DATA EXCERPTS
>>>>

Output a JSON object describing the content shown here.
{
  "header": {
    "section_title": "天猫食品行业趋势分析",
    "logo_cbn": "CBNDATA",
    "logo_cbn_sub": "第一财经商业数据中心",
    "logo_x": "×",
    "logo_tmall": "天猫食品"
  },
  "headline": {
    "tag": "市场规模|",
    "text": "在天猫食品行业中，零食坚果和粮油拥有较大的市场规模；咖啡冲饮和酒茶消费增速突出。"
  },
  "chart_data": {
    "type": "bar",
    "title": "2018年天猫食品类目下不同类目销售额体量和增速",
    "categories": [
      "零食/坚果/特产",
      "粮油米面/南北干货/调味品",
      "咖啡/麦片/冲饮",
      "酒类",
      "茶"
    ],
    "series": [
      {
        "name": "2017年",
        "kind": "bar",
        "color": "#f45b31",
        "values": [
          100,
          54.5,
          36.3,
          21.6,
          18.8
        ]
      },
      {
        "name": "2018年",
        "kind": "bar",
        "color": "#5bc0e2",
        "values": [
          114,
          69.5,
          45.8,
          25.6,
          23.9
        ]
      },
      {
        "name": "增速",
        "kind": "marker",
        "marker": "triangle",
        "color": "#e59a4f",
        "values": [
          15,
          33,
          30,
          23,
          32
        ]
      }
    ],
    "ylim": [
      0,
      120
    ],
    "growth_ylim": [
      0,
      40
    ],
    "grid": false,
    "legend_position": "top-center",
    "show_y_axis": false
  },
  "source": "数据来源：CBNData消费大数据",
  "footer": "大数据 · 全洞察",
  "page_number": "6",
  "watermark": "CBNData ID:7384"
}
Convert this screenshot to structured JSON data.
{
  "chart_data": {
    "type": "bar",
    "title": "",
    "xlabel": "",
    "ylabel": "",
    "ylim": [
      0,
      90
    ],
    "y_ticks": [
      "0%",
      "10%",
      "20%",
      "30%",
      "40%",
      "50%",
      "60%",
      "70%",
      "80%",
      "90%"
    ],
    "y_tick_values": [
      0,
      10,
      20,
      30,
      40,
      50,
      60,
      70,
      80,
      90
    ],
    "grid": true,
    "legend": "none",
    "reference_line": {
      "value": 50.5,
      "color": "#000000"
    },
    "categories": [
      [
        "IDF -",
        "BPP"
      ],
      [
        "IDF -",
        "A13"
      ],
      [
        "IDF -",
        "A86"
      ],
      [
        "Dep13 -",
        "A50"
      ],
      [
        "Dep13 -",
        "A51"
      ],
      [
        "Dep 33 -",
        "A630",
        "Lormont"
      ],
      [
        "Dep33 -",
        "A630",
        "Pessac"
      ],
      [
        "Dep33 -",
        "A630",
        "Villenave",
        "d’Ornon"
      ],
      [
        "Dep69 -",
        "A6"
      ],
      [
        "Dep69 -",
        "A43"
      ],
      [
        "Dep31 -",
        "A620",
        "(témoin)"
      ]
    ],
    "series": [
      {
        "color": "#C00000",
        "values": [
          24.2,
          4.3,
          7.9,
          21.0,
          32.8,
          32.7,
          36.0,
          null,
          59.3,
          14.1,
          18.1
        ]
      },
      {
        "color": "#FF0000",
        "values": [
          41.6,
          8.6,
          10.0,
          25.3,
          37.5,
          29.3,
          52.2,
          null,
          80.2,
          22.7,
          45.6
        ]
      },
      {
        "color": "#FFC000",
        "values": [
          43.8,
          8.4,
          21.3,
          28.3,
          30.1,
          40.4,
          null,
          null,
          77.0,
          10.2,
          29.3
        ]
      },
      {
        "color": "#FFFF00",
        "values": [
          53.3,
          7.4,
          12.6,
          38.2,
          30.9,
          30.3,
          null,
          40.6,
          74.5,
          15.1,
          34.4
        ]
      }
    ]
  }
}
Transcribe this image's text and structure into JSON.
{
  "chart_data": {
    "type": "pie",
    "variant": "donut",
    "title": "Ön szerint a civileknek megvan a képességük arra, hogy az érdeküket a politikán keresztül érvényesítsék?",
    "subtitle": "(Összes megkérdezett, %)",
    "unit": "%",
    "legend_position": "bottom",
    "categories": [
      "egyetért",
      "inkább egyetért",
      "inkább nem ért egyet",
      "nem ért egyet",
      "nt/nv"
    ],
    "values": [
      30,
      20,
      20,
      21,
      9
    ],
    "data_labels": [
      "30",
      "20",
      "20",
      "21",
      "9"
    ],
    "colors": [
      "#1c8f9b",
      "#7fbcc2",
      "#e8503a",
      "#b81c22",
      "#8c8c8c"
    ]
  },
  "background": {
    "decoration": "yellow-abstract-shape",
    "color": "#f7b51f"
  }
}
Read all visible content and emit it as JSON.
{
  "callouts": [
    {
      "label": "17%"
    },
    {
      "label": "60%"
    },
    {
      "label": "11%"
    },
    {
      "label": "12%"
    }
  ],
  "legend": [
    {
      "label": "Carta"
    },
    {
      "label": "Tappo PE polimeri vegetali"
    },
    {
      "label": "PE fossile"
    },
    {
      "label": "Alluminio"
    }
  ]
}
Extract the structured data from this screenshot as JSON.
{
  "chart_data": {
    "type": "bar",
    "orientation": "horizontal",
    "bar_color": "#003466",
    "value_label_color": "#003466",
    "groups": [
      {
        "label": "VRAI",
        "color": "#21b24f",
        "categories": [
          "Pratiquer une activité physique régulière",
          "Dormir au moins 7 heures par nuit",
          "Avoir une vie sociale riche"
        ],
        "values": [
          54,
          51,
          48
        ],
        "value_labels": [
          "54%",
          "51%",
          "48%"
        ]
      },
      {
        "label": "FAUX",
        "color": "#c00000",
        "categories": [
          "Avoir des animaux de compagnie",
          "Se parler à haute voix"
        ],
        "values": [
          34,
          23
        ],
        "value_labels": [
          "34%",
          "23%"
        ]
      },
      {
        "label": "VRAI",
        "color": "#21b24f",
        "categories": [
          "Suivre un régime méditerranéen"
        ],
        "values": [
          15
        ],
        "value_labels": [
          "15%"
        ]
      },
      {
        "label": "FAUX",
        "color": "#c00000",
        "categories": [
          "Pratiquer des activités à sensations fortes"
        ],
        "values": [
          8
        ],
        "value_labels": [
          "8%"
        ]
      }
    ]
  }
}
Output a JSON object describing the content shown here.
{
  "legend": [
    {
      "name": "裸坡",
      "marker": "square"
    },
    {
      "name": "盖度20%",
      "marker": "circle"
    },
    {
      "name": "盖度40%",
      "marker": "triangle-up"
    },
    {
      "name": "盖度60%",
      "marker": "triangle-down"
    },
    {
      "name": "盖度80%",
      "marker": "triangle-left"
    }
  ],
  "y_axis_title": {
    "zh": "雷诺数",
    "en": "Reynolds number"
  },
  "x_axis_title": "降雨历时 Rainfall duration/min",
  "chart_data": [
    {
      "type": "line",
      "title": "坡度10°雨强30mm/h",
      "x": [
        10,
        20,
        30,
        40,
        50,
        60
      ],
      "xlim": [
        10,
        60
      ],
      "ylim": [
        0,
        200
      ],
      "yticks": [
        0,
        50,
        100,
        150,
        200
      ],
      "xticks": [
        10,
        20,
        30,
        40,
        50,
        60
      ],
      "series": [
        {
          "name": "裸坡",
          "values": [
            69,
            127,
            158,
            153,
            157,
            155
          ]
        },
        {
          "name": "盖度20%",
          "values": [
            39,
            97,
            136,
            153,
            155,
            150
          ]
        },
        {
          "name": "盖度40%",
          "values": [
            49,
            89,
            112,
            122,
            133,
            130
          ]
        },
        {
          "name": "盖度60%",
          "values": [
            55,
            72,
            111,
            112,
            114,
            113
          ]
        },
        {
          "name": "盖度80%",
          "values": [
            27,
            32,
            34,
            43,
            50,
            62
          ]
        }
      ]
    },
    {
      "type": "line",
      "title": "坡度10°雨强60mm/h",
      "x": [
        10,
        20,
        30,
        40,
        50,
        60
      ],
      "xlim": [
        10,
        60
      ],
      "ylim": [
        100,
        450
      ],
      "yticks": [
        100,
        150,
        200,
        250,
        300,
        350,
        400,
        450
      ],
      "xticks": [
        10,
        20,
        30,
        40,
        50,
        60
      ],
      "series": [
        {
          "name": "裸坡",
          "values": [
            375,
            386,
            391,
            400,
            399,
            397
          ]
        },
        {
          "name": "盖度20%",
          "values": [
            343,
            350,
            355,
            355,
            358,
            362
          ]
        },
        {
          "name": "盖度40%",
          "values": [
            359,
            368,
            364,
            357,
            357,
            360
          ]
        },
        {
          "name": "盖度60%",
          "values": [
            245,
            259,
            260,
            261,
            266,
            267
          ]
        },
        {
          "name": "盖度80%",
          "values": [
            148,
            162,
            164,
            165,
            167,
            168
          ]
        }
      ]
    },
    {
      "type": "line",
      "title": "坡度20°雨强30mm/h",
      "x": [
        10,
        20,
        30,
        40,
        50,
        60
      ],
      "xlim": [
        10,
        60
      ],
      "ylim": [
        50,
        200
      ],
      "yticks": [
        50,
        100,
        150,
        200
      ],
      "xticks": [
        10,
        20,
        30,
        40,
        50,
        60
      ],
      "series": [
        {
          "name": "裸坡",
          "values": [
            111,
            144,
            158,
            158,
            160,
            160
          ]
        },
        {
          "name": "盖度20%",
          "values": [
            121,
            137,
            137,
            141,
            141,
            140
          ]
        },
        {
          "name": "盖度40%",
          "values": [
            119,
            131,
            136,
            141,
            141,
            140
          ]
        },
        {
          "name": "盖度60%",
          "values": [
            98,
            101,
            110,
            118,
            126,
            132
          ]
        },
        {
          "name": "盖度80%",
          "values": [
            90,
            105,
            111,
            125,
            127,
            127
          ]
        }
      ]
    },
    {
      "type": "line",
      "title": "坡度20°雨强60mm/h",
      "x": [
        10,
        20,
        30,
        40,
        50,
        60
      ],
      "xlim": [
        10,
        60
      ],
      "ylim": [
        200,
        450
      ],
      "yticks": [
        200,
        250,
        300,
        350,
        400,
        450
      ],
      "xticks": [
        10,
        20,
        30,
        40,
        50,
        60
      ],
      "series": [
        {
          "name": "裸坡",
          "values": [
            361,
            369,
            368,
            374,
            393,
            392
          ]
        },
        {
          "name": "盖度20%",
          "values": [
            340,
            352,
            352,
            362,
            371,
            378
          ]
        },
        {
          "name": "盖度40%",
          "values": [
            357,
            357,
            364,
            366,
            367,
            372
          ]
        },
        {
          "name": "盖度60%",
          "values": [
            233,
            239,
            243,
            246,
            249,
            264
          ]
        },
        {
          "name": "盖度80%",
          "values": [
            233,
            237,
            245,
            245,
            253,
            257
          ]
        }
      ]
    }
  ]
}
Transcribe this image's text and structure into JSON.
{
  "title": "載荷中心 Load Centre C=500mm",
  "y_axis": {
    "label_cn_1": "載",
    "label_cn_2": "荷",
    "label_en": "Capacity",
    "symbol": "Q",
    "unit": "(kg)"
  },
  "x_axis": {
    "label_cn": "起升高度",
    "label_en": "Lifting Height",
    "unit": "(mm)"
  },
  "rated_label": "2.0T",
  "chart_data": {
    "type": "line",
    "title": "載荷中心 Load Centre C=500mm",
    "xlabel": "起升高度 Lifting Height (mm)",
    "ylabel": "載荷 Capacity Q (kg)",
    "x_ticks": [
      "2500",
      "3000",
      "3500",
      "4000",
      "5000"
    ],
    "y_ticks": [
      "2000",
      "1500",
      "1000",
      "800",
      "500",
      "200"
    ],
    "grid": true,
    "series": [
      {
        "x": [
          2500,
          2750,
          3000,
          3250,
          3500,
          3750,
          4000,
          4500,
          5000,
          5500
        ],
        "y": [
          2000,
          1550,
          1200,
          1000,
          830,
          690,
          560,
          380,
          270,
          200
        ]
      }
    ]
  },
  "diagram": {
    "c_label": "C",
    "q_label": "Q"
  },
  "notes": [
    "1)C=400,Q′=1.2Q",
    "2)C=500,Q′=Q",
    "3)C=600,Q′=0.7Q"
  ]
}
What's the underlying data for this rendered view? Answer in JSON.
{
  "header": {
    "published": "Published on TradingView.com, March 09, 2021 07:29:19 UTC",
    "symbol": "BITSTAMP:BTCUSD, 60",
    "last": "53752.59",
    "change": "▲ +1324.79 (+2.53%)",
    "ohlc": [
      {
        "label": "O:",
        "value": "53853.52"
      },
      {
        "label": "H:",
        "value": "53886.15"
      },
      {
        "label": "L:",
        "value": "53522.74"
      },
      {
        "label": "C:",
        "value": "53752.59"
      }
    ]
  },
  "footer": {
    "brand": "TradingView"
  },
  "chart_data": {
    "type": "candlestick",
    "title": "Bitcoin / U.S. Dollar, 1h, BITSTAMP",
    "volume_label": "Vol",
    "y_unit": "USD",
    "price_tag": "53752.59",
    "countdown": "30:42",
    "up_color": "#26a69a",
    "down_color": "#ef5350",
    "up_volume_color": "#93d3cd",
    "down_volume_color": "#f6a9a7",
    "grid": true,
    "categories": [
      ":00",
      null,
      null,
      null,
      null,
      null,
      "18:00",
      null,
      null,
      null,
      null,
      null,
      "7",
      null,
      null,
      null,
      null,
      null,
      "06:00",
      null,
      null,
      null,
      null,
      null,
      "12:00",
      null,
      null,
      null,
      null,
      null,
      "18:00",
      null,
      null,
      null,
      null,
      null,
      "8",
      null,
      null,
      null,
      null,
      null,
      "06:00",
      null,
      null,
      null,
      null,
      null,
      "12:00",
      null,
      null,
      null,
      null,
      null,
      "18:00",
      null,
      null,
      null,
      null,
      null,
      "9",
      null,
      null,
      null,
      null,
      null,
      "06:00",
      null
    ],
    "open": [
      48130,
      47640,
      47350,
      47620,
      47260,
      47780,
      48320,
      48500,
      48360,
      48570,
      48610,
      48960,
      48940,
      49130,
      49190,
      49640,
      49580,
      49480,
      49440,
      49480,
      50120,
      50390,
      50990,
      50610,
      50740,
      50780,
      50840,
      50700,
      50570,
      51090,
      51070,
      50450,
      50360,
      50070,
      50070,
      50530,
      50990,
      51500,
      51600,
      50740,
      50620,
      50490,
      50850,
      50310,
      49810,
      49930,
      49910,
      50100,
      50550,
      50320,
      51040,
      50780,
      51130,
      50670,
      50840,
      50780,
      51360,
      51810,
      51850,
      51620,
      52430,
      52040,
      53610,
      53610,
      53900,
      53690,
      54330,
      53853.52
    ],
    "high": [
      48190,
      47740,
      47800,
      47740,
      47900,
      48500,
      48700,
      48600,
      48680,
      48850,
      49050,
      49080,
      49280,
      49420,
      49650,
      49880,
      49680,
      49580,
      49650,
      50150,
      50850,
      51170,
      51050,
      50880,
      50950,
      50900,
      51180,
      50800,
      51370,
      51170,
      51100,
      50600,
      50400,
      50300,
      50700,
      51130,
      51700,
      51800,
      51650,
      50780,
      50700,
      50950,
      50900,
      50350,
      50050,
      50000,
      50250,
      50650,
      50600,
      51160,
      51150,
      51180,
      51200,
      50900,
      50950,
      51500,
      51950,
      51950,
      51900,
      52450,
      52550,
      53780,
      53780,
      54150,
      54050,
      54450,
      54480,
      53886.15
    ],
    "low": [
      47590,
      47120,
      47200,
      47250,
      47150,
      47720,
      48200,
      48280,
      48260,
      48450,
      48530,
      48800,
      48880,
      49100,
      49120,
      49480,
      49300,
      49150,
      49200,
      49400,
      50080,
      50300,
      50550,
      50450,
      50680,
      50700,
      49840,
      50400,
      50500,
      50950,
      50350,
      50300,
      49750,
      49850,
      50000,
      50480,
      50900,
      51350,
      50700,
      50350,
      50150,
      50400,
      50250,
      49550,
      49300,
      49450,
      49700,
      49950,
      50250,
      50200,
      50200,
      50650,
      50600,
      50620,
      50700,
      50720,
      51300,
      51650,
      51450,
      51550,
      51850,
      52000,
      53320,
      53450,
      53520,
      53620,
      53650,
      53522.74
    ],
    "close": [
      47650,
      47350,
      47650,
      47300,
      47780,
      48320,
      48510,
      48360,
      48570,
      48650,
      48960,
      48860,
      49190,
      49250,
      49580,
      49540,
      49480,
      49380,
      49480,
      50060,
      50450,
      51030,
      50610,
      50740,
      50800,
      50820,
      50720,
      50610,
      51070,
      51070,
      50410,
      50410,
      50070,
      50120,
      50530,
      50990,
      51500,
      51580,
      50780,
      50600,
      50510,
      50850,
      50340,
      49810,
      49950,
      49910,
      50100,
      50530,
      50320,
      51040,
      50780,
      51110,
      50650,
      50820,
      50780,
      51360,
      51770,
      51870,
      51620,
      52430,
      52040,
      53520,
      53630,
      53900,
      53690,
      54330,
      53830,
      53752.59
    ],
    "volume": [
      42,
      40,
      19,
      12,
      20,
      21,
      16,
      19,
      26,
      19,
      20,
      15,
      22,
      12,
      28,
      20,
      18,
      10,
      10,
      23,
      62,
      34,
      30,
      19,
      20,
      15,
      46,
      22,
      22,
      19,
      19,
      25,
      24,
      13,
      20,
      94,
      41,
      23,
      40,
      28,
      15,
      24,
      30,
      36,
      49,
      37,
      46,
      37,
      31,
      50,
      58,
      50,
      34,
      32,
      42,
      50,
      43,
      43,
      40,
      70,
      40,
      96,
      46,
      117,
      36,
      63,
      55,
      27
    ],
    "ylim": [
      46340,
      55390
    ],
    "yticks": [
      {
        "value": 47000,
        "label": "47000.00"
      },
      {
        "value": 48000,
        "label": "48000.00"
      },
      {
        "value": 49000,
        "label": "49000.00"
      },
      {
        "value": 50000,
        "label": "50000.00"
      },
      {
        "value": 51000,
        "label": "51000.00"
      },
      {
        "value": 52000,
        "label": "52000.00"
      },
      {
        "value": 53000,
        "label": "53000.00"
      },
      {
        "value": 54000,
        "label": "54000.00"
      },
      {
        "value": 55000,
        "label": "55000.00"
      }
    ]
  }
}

<<<<

WRITTEN REQUEST
Whichever lines contain the string "BITSTAMP", select and copy them.

OUTPUT OF THE TASK
    "symbol": "BITSTAMP:BTCUSD, 60",
    "title": "Bitcoin / U.S. Dollar, 1h, BITSTAMP",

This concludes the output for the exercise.